### REQUIREMENT
Gather every line from the entries below that includes "document".

### DATA LISTING
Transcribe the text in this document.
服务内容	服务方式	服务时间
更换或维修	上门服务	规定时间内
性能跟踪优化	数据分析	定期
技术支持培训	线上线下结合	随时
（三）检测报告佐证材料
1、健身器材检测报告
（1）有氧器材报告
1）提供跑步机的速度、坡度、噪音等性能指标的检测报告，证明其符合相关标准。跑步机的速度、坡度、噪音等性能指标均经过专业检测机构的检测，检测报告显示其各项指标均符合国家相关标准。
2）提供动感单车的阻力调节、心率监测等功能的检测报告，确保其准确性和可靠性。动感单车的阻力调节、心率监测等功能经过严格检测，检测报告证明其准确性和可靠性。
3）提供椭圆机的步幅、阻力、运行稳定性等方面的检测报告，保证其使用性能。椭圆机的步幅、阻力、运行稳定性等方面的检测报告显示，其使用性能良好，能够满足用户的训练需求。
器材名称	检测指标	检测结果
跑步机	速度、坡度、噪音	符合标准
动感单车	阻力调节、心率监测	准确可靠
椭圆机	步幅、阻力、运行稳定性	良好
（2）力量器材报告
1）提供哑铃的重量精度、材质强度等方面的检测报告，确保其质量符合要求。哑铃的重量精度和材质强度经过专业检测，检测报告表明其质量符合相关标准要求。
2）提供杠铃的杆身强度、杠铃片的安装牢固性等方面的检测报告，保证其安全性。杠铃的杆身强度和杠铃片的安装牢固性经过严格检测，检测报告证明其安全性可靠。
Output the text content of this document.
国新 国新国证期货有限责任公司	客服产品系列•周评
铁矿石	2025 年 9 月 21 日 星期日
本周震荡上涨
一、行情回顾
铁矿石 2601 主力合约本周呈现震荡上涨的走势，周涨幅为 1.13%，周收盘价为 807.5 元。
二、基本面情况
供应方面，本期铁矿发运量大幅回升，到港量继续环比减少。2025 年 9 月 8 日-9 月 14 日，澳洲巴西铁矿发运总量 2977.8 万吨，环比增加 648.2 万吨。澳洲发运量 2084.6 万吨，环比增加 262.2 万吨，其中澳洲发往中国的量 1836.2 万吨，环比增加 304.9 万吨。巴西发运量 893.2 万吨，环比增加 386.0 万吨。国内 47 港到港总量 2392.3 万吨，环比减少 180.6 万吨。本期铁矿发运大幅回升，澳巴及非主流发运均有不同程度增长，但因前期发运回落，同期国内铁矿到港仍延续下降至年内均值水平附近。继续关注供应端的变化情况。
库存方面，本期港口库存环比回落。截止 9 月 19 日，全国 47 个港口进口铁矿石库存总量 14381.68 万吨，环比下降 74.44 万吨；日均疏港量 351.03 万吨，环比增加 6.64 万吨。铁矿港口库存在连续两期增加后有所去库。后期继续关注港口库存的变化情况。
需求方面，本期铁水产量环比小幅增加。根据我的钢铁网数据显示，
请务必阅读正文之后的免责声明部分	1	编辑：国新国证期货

### ANSWER FOR THE TASK
Transcribe the text in this document.
Output the text content of this document.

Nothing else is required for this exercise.